- _AIM OF THE EXERCISE_
Below are records; count the lines that hold the string "this" and give only the count.

- _DATASET EXCERPTS_
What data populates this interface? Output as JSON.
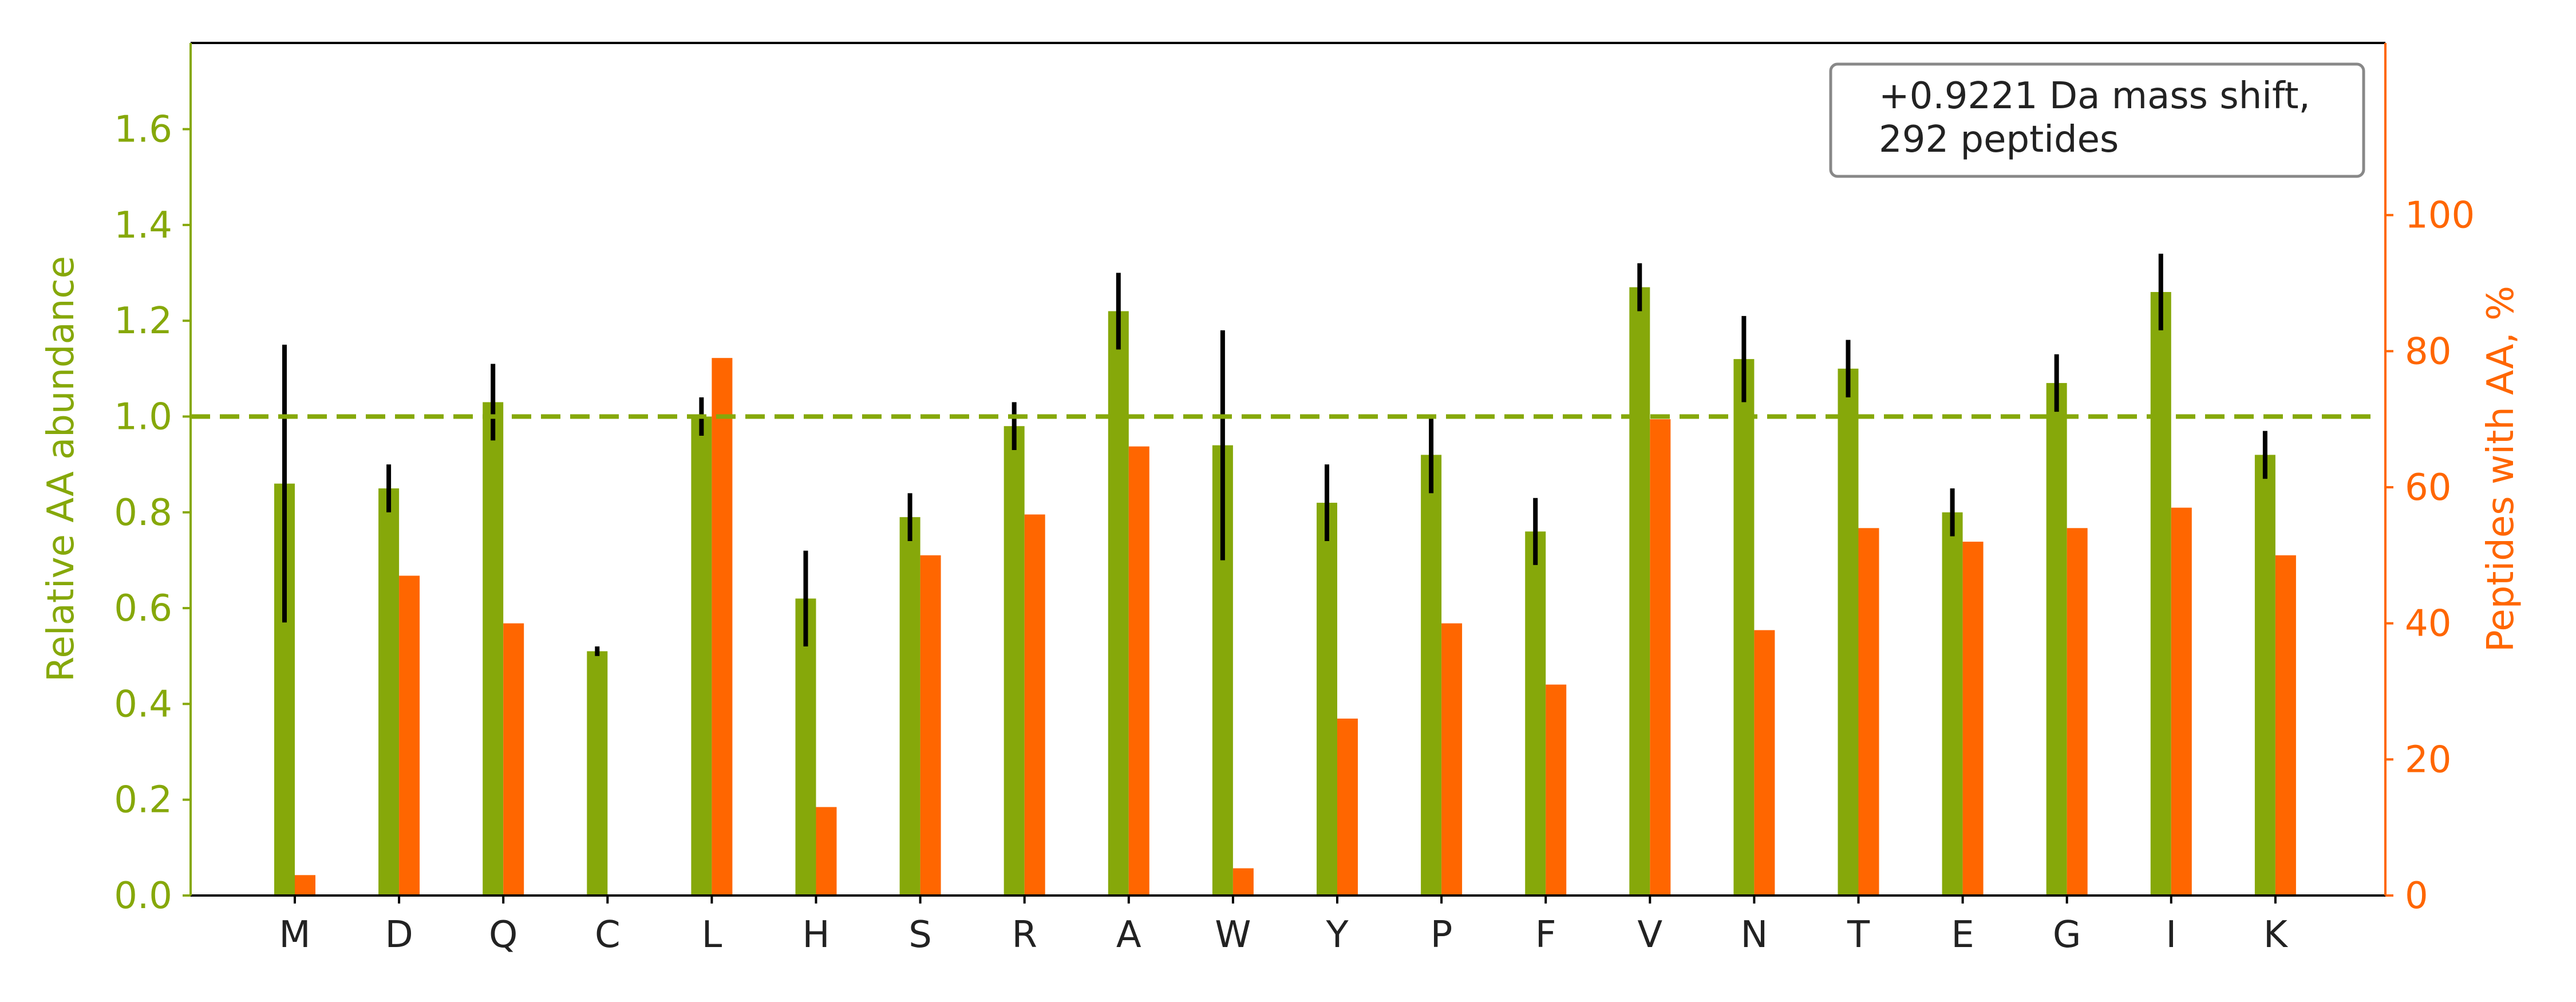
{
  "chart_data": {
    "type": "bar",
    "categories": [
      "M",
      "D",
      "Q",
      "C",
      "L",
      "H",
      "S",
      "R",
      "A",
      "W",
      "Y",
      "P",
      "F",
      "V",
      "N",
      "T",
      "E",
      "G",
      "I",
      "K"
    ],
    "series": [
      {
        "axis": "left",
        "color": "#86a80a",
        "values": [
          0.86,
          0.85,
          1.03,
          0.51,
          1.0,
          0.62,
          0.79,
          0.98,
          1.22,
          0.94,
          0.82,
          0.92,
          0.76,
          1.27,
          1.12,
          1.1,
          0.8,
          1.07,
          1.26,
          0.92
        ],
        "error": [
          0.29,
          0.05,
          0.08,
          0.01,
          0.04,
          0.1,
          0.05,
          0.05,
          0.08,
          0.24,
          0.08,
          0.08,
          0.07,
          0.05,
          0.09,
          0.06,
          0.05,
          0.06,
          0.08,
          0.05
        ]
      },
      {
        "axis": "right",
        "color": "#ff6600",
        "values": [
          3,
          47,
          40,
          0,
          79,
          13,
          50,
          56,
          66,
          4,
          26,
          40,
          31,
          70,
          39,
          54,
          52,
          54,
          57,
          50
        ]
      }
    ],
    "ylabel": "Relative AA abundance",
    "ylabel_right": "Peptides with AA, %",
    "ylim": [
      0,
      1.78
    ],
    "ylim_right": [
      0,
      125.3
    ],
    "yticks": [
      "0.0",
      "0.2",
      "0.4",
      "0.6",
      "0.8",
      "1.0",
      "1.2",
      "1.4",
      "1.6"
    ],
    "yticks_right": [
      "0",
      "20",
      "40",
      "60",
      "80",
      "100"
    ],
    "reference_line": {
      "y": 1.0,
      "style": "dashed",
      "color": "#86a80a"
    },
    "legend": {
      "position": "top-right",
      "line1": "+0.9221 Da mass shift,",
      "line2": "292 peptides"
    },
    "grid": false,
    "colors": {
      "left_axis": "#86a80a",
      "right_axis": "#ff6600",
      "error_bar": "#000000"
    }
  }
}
--
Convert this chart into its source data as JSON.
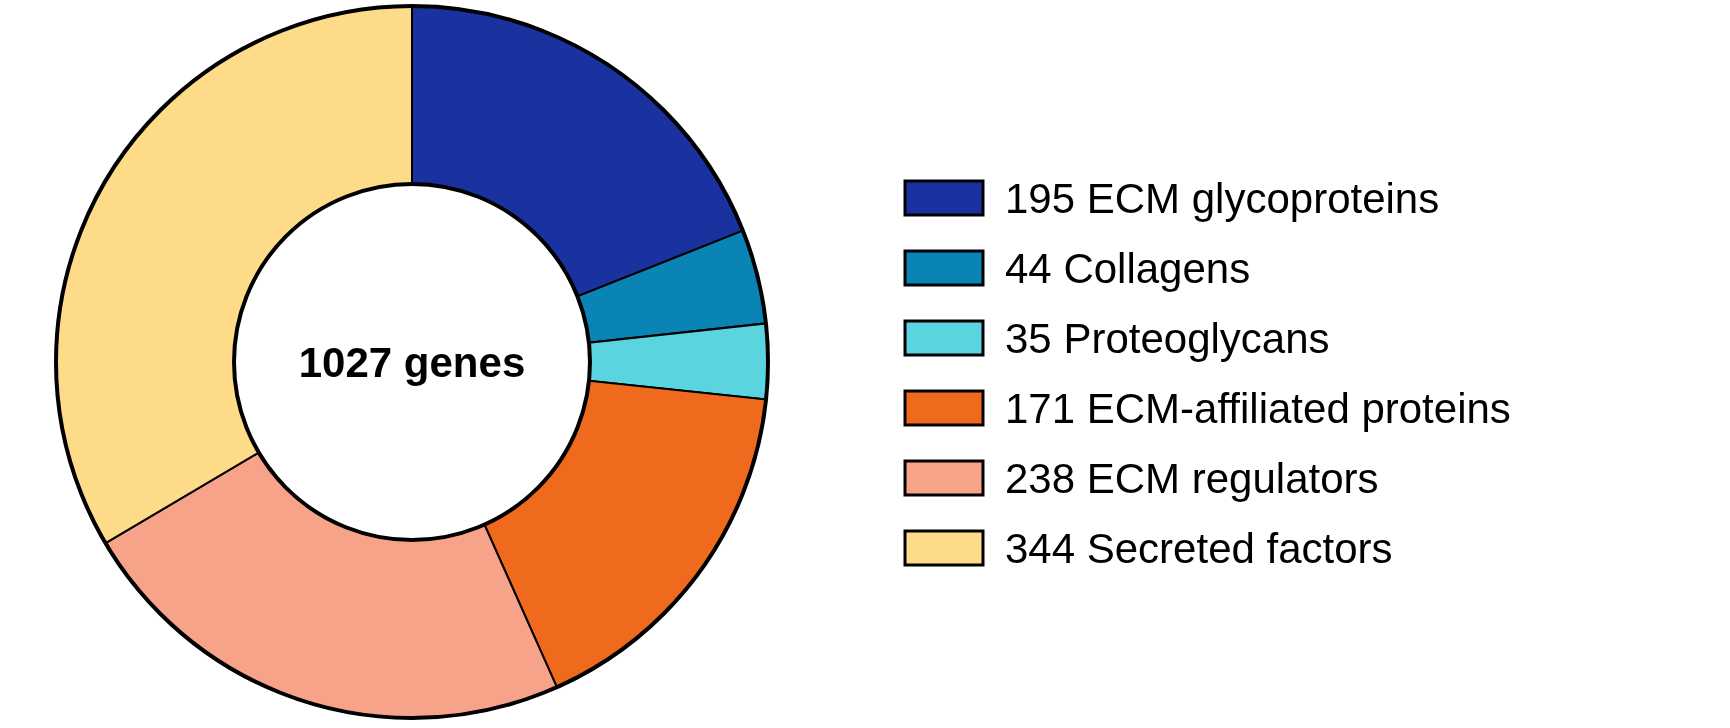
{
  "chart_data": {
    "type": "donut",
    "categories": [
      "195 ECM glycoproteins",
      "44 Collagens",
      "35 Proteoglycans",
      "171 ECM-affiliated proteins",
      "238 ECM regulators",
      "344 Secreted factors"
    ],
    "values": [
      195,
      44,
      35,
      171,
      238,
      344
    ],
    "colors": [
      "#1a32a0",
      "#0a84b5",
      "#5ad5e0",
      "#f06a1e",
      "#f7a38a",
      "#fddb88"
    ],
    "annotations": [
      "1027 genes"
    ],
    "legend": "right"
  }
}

- _OUTPUT_
2